**Data excerpts:**
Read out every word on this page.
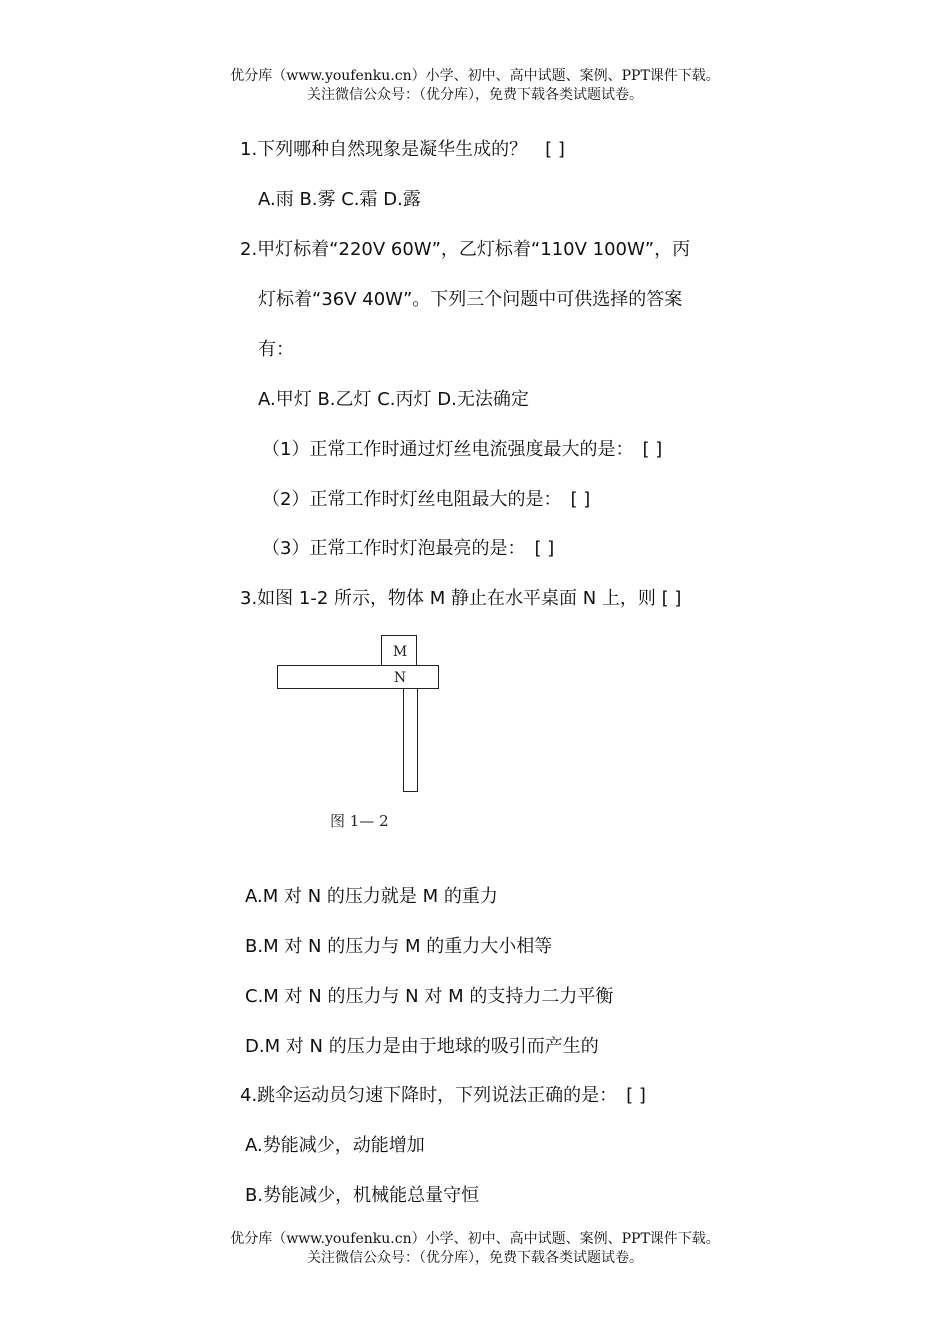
优分库（www.youfenku.cn）小学、初中、高中试题、案例、PPT课件下载。
关注微信公众号：（优分库），免费下载各类试题试卷。
1.下列哪种自然现象是凝华生成的？　[ ]
A.雨 B.雾 C.霜 D.露
2.甲灯标着“220V 60W”，乙灯标着“110V 100W”，丙
灯标着“36V 40W”。下列三个问题中可供选择的答案
有：
A.甲灯 B.乙灯 C.丙灯 D.无法确定
（1）正常工作时通过灯丝电流强度最大的是：　[ ]
（2）正常工作时灯丝电阻最大的是：　[ ]
（3）正常工作时灯泡最亮的是：　[ ]
3.如图 1-2 所示，物体 M 静止在水平桌面 N 上，则 [ ]
M
N
图 1— 2
A.M 对 N 的压力就是 M 的重力
B.M 对 N 的压力与 M 的重力大小相等
C.M 对 N 的压力与 N 对 M 的支持力二力平衡
D.M 对 N 的压力是由于地球的吸引而产生的
4.跳伞运动员匀速下降时，下列说法正确的是：　[ ]
A.势能减少，动能增加
B.势能减少，机械能总量守恒
优分库（www.youfenku.cn）小学、初中、高中试题、案例、PPT课件下载。
关注微信公众号：（优分库），免费下载各类试题试卷。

**Aim:** Give only the number of lines in the data that hold the string "的压力与".

**Answer to this problem:** 2